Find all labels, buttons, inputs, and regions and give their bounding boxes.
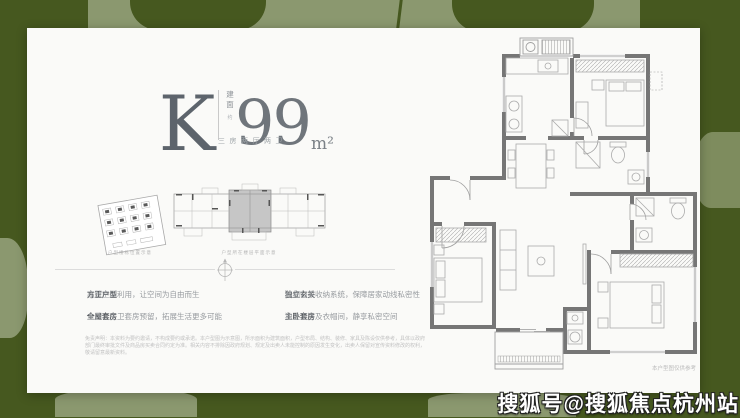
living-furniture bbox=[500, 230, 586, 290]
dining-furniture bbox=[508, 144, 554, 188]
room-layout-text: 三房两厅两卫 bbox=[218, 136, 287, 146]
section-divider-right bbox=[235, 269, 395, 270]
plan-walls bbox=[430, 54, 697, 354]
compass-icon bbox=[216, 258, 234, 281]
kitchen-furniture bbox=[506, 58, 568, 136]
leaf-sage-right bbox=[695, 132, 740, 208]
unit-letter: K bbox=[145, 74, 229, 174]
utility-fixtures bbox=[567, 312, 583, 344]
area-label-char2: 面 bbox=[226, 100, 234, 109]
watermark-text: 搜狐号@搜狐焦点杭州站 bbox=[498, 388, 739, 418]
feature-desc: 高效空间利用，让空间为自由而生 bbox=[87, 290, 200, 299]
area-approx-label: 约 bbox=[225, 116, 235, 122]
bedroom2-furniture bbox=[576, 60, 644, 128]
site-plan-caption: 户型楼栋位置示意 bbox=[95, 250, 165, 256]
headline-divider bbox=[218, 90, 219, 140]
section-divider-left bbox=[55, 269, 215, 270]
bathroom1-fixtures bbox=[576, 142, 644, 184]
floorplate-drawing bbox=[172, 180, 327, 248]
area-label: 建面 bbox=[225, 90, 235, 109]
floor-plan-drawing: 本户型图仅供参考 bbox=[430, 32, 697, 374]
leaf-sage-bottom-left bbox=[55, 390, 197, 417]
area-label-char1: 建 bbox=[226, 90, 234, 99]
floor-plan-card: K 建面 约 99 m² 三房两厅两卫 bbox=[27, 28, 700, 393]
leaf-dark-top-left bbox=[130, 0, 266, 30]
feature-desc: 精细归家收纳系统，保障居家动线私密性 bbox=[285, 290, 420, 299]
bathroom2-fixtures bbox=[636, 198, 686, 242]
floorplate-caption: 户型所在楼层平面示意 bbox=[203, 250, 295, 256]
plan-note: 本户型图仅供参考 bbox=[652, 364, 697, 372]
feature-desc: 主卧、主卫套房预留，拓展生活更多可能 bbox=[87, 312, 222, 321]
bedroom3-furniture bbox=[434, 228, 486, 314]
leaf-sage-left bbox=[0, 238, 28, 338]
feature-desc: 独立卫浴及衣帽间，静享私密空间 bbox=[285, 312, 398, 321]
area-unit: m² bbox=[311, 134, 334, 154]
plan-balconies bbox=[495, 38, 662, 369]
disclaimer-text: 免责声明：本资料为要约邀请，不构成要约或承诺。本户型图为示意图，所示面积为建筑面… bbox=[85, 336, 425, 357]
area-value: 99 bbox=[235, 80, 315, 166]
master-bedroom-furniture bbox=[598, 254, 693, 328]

● ● ●

Copy out every line of the records above word for word, without the picture.

Find all labels, buttons, inputs, and regions and give their bounding boxes.
living-furniture bbox=[500, 230, 586, 290]
dining-furniture bbox=[508, 144, 554, 188]
room-layout-text: 三房两厅两卫 bbox=[218, 136, 287, 146]
section-divider-right bbox=[235, 269, 395, 270]
plan-walls bbox=[430, 54, 697, 354]
compass-icon bbox=[216, 258, 234, 281]
kitchen-furniture bbox=[506, 58, 568, 136]
leaf-sage-right bbox=[695, 132, 740, 208]
unit-letter: K bbox=[145, 74, 229, 174]
utility-fixtures bbox=[567, 312, 583, 344]
area-label-char2: 面 bbox=[226, 100, 234, 109]
watermark-text: 搜狐号@搜狐焦点杭州站 bbox=[498, 388, 739, 418]
feature-desc: 高效空间利用，让空间为自由而生 bbox=[87, 290, 200, 299]
area-approx-label: 约 bbox=[225, 116, 235, 122]
bedroom2-furniture bbox=[576, 60, 644, 128]
site-plan-caption: 户型楼栋位置示意 bbox=[95, 250, 165, 256]
headline-divider bbox=[218, 90, 219, 140]
section-divider-left bbox=[55, 269, 215, 270]
bathroom1-fixtures bbox=[576, 142, 644, 184]
floorplate-drawing bbox=[172, 180, 327, 248]
area-label: 建面 bbox=[225, 90, 235, 109]
floor-plan-drawing: 本户型图仅供参考 bbox=[430, 32, 697, 374]
leaf-sage-bottom-left bbox=[55, 390, 197, 417]
area-label-char1: 建 bbox=[226, 90, 234, 99]
floor-plan-card: K 建面 约 99 m² 三房两厅两卫 bbox=[27, 28, 700, 393]
leaf-dark-top-left bbox=[130, 0, 266, 30]
feature-desc: 精细归家收纳系统，保障居家动线私密性 bbox=[285, 290, 420, 299]
bathroom2-fixtures bbox=[636, 198, 686, 242]
floorplate-caption: 户型所在楼层平面示意 bbox=[203, 250, 295, 256]
plan-note: 本户型图仅供参考 bbox=[652, 364, 697, 372]
feature-desc: 主卧、主卫套房预留，拓展生活更多可能 bbox=[87, 312, 222, 321]
bedroom3-furniture bbox=[434, 228, 486, 314]
leaf-sage-left bbox=[0, 238, 28, 338]
feature-desc: 独立卫浴及衣帽间，静享私密空间 bbox=[285, 312, 398, 321]
area-unit: m² bbox=[311, 134, 334, 154]
plan-balconies bbox=[495, 38, 662, 369]
disclaimer-text: 免责声明：本资料为要约邀请，不构成要约或承诺。本户型图为示意图，所示面积为建筑面… bbox=[85, 336, 425, 357]
area-value: 99 bbox=[235, 80, 315, 166]
master-bedroom-furniture bbox=[598, 254, 693, 328]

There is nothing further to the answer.